Quote, unchanged, the part of the material that opens with the line containing "List UI elements" and closes with the line containing "modifier-list-dropdown[interactable]: Modifier List".
────────
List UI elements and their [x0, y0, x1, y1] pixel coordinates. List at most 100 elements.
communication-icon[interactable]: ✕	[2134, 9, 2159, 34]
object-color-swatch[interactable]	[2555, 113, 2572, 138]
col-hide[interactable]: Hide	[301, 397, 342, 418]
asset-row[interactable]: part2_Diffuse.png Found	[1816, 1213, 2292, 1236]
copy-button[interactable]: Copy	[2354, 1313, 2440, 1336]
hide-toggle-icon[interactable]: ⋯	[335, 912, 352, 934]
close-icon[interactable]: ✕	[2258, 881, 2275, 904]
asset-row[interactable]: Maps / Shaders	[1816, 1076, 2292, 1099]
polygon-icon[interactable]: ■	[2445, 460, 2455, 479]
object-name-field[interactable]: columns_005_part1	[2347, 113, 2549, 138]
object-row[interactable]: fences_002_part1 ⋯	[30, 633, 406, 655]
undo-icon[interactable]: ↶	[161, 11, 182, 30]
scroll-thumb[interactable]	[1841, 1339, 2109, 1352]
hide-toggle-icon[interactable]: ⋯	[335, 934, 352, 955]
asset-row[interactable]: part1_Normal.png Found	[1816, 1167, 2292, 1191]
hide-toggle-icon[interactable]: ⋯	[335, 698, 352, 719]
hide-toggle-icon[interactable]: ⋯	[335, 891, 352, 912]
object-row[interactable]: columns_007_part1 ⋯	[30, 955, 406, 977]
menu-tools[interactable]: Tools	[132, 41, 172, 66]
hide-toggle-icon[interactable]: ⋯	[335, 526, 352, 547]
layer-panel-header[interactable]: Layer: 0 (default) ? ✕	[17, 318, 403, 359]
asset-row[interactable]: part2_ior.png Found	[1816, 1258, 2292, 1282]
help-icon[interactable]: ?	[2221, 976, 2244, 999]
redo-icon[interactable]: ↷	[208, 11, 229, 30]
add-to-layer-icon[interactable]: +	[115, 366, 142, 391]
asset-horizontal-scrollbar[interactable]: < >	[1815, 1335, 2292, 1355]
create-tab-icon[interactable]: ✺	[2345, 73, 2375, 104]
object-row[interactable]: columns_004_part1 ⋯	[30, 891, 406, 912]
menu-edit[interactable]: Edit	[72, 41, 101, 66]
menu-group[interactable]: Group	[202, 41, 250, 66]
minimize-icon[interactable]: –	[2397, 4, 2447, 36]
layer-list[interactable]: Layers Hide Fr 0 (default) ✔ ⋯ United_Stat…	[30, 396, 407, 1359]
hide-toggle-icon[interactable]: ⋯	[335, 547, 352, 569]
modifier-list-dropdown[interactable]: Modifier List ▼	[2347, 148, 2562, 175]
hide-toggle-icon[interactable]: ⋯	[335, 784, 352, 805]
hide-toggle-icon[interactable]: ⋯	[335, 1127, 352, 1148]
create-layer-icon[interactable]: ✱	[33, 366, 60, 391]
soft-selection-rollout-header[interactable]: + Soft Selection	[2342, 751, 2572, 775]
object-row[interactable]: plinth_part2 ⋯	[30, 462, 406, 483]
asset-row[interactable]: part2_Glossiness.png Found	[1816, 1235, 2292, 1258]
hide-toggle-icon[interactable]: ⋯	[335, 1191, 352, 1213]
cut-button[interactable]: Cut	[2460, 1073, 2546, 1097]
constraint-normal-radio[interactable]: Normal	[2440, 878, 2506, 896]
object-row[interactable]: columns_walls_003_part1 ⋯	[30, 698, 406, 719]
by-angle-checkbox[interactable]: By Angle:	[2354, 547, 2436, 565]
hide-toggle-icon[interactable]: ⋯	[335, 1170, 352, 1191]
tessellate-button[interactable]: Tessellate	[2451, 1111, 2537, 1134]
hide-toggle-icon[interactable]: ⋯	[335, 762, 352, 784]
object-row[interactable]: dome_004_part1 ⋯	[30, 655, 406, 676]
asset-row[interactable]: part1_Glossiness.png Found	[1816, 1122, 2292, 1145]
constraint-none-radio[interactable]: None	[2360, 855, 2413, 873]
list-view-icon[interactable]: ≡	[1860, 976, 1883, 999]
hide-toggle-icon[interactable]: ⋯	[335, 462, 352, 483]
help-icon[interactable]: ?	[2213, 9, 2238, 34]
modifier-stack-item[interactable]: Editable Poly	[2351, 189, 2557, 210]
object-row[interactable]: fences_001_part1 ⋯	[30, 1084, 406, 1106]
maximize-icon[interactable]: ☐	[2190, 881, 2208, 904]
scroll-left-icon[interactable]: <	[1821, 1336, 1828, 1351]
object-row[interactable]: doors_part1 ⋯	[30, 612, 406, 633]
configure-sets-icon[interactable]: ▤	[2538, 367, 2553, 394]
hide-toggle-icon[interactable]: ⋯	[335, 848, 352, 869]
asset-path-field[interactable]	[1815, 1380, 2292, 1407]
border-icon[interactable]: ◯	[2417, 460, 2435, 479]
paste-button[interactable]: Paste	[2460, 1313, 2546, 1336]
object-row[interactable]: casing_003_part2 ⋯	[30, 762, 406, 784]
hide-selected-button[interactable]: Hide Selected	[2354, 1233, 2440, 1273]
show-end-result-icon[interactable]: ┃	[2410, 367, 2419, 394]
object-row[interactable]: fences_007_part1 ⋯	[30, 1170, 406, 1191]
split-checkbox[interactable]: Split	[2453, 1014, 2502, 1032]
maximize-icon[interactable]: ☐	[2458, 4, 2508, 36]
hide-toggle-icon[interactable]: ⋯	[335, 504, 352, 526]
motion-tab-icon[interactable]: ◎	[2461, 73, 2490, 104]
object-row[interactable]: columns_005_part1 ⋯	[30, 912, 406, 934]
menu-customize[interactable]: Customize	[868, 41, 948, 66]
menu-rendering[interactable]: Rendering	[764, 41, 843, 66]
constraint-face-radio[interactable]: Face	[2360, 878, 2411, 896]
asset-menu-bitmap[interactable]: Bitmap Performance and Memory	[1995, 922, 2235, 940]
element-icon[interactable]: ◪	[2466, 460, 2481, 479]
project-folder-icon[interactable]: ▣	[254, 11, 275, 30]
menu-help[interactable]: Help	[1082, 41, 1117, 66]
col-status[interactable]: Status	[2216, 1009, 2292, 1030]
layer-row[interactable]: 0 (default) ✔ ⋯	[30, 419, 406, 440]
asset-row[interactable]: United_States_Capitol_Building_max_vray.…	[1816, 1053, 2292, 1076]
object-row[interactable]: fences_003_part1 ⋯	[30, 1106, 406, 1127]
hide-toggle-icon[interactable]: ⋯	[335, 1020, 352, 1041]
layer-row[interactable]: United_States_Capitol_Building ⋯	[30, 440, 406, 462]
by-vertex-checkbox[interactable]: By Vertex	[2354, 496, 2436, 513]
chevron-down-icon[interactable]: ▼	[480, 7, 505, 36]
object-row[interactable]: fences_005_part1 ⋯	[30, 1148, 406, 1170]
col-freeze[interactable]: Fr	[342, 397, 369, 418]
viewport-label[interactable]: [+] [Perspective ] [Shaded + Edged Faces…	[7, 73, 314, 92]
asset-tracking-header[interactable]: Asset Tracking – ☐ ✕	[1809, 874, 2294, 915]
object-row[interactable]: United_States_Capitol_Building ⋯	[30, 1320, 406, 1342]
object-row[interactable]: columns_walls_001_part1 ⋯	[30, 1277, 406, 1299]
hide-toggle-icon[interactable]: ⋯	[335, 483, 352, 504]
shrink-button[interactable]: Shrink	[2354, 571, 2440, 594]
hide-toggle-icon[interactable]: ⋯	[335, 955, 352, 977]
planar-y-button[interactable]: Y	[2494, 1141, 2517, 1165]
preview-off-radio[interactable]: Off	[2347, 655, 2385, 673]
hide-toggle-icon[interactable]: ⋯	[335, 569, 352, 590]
────────
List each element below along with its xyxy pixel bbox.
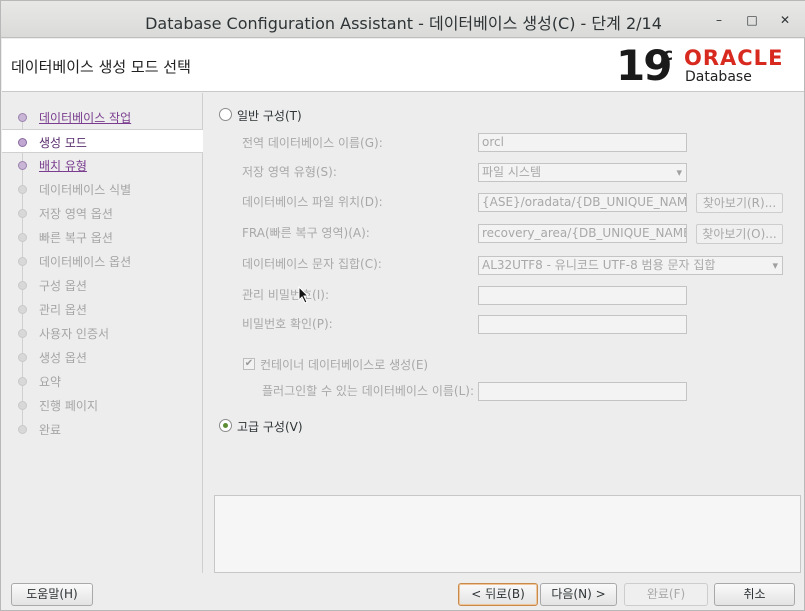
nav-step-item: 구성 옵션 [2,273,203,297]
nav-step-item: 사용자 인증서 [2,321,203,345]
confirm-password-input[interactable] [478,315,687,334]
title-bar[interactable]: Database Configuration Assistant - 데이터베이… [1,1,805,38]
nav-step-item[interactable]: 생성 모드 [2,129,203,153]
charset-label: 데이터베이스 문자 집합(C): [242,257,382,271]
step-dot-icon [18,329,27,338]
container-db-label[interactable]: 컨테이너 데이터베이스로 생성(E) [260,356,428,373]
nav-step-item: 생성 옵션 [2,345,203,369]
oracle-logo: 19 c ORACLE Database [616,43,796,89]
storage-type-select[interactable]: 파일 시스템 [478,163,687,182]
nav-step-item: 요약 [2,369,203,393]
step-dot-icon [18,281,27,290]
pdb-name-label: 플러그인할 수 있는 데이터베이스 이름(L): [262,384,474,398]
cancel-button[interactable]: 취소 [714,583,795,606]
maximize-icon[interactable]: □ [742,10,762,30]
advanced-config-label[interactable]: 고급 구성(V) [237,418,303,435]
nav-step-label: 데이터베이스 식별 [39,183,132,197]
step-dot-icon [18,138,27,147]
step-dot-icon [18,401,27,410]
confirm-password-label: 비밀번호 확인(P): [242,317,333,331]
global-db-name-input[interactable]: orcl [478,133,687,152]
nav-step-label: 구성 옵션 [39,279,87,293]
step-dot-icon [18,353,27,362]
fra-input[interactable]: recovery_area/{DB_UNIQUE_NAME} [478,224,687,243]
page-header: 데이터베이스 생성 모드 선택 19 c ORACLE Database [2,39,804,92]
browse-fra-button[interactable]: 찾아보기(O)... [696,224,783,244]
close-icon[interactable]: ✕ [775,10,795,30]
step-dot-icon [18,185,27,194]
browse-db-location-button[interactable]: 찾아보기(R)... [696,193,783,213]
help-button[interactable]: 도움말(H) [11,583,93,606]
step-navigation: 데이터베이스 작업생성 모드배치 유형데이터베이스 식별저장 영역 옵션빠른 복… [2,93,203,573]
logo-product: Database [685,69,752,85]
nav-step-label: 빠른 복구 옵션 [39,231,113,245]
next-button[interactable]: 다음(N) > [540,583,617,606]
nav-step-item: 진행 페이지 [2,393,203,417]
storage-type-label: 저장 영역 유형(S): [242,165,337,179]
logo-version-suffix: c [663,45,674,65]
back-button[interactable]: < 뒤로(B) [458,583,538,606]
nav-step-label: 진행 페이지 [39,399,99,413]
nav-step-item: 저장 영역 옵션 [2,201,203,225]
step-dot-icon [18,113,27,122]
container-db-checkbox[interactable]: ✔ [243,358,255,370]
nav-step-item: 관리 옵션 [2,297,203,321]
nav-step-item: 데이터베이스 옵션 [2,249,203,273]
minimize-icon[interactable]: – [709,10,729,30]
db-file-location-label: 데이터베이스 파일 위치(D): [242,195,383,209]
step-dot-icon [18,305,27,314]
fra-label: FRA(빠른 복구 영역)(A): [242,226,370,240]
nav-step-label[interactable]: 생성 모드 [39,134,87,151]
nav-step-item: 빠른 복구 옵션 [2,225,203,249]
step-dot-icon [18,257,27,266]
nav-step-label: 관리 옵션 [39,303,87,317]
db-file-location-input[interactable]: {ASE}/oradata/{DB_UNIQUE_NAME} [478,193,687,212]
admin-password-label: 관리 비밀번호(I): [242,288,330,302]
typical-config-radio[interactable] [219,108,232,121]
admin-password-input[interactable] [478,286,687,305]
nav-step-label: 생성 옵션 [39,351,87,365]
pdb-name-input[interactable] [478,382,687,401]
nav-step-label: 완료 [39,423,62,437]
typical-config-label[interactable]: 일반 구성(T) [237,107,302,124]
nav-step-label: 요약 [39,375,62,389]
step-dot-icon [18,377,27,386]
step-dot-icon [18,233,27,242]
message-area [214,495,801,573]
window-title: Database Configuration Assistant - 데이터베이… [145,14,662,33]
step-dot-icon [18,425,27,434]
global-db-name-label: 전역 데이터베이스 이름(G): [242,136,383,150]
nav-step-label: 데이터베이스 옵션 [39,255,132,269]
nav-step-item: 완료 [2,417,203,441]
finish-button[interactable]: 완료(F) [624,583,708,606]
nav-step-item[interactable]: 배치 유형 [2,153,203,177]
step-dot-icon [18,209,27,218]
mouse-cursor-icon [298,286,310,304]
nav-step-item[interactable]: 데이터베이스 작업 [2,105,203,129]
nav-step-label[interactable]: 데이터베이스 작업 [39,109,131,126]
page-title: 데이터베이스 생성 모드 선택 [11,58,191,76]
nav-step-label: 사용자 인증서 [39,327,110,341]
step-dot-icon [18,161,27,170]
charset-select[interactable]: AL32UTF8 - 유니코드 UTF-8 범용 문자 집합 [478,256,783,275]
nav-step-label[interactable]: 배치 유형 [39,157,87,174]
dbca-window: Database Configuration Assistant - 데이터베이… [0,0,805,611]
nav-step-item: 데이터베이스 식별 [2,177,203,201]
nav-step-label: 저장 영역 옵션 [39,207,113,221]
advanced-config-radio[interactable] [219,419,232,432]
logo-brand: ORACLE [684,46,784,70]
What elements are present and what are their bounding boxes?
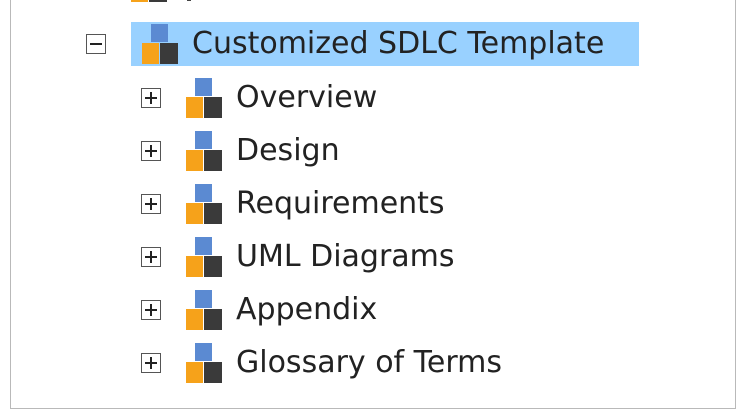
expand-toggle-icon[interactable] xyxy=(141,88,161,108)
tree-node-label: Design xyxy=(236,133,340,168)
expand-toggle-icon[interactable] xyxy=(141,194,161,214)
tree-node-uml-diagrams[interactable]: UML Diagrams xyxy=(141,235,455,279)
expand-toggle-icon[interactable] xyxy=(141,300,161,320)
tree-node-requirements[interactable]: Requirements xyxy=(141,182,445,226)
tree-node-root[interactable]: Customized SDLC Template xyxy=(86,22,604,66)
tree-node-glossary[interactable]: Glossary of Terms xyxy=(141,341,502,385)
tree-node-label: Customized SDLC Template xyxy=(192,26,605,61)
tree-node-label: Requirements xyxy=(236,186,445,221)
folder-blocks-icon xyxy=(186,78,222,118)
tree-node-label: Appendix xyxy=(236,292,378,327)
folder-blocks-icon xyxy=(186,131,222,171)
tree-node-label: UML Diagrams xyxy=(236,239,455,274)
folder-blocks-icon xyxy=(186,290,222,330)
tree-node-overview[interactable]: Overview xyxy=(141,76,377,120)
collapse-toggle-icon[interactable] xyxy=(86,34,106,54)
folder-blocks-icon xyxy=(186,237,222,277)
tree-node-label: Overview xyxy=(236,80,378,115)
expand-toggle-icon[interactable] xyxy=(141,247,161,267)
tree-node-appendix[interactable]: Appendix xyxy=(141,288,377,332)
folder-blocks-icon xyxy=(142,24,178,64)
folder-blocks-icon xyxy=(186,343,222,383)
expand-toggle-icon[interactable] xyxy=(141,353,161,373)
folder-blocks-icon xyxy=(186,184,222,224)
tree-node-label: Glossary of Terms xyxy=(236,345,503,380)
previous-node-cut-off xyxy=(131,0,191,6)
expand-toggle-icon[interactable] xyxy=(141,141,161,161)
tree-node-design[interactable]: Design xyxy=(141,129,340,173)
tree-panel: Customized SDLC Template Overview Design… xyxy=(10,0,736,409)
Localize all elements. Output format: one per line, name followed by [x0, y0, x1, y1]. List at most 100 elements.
────────
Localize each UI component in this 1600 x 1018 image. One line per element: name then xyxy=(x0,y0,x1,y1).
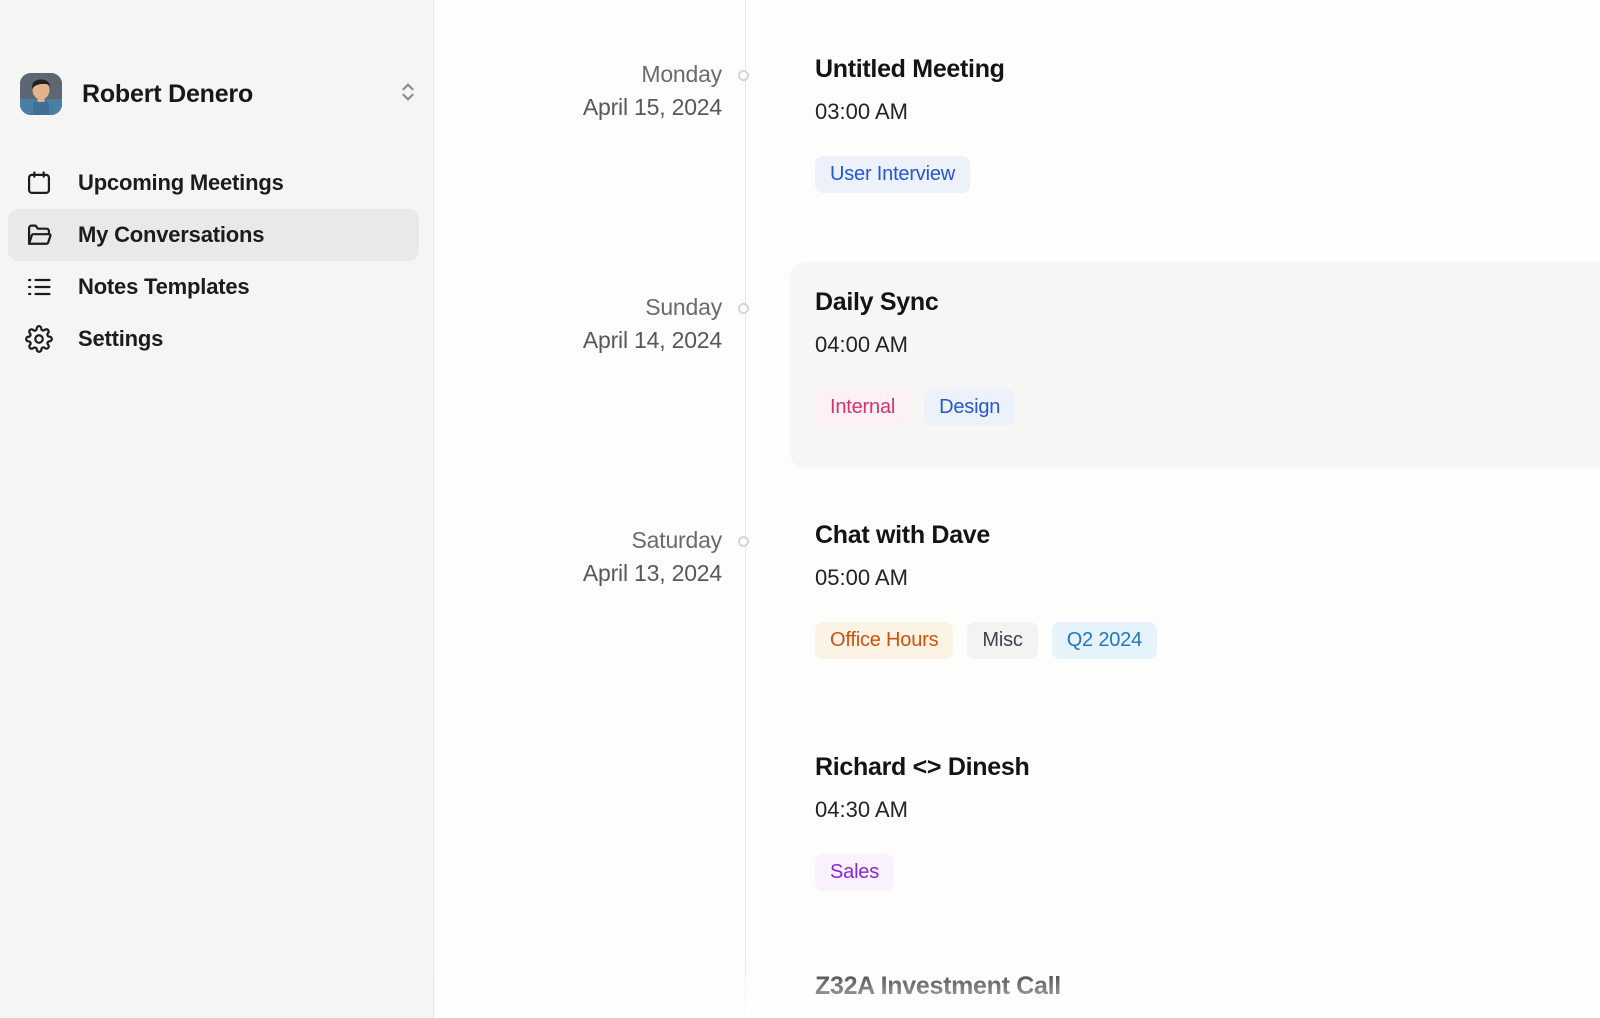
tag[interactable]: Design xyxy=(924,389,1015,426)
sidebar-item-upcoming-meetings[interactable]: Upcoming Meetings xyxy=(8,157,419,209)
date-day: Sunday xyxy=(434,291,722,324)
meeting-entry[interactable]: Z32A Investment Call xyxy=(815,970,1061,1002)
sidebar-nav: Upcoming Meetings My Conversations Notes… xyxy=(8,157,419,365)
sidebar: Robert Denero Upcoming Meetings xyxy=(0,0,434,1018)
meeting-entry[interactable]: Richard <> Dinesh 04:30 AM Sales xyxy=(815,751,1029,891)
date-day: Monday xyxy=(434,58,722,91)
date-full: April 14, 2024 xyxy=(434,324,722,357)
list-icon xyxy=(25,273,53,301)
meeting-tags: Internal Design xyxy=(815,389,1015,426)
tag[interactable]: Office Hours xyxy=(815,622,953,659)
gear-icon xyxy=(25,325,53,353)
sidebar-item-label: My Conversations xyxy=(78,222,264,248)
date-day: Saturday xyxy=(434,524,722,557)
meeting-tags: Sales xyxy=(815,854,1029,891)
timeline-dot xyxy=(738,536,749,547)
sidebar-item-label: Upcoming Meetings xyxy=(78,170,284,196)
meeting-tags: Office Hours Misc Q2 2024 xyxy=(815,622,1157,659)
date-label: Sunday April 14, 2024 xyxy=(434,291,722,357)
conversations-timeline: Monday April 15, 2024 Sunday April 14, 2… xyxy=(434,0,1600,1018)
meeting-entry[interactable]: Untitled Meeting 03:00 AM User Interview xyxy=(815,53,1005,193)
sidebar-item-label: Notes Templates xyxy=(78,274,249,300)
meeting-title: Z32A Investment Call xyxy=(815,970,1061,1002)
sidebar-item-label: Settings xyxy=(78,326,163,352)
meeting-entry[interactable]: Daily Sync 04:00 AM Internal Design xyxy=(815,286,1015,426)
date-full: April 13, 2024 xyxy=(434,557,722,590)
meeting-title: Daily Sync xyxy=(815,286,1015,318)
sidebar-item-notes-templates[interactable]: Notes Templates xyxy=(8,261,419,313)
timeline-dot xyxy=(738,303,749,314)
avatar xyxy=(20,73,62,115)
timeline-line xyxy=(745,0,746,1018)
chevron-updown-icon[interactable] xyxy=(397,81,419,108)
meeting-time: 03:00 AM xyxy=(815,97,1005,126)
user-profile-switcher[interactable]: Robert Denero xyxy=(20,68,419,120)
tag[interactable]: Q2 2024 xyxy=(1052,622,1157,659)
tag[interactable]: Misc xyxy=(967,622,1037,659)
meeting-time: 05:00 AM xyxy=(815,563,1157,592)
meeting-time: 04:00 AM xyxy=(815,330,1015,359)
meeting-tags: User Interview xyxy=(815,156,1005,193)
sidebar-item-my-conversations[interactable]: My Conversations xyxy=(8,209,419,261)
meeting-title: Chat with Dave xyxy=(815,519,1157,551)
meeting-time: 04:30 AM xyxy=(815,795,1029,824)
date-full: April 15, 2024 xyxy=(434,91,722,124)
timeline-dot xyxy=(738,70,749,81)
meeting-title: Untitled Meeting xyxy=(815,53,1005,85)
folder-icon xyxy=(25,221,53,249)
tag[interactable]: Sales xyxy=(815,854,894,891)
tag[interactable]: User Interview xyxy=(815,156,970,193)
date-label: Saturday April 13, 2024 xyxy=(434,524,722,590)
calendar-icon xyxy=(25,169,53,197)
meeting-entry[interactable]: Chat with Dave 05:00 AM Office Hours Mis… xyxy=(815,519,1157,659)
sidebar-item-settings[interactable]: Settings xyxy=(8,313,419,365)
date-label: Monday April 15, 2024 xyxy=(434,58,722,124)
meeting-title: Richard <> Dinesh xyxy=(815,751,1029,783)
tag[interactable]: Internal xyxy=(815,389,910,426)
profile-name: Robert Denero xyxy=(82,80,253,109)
────────
**Solution for this problem:**
List UI elements and their [x0, y0, x1, y1] pixel coordinates. List at most 100 elements.
communication-icon[interactable]: ✕	[2134, 9, 2159, 34]
object-color-swatch[interactable]	[2555, 113, 2572, 138]
col-hide[interactable]: Hide	[301, 397, 342, 418]
asset-row[interactable]: part2_Diffuse.png Found	[1816, 1213, 2292, 1236]
copy-button[interactable]: Copy	[2354, 1313, 2440, 1336]
hide-toggle-icon[interactable]: ⋯	[335, 912, 352, 934]
close-icon[interactable]: ✕	[2258, 881, 2275, 904]
asset-row[interactable]: Maps / Shaders	[1816, 1076, 2292, 1099]
polygon-icon[interactable]: ■	[2445, 460, 2455, 479]
object-name-field[interactable]: columns_005_part1	[2347, 113, 2549, 138]
object-row[interactable]: fences_002_part1 ⋯	[30, 633, 406, 655]
undo-icon[interactable]: ↶	[161, 11, 182, 30]
scroll-thumb[interactable]	[1841, 1339, 2109, 1352]
hide-toggle-icon[interactable]: ⋯	[335, 934, 352, 955]
asset-row[interactable]: part1_Normal.png Found	[1816, 1167, 2292, 1191]
hide-toggle-icon[interactable]: ⋯	[335, 698, 352, 719]
hide-toggle-icon[interactable]: ⋯	[335, 891, 352, 912]
object-row[interactable]: columns_007_part1 ⋯	[30, 955, 406, 977]
menu-tools[interactable]: Tools	[132, 41, 172, 66]
hide-toggle-icon[interactable]: ⋯	[335, 526, 352, 547]
layer-panel-header[interactable]: Layer: 0 (default) ? ✕	[17, 318, 403, 359]
asset-row[interactable]: part2_ior.png Found	[1816, 1258, 2292, 1282]
help-icon[interactable]: ?	[2221, 976, 2244, 999]
redo-icon[interactable]: ↷	[208, 11, 229, 30]
add-to-layer-icon[interactable]: +	[115, 366, 142, 391]
asset-horizontal-scrollbar[interactable]: < >	[1815, 1335, 2292, 1355]
create-tab-icon[interactable]: ✺	[2345, 73, 2375, 104]
object-row[interactable]: columns_004_part1 ⋯	[30, 891, 406, 912]
menu-edit[interactable]: Edit	[72, 41, 101, 66]
menu-group[interactable]: Group	[202, 41, 250, 66]
minimize-icon[interactable]: –	[2397, 4, 2447, 36]
layer-list[interactable]: Layers Hide Fr 0 (default) ✔ ⋯ United_Stat…	[30, 396, 407, 1359]
hide-toggle-icon[interactable]: ⋯	[335, 547, 352, 569]
modifier-list-dropdown[interactable]: Modifier List ▼	[2347, 148, 2562, 175]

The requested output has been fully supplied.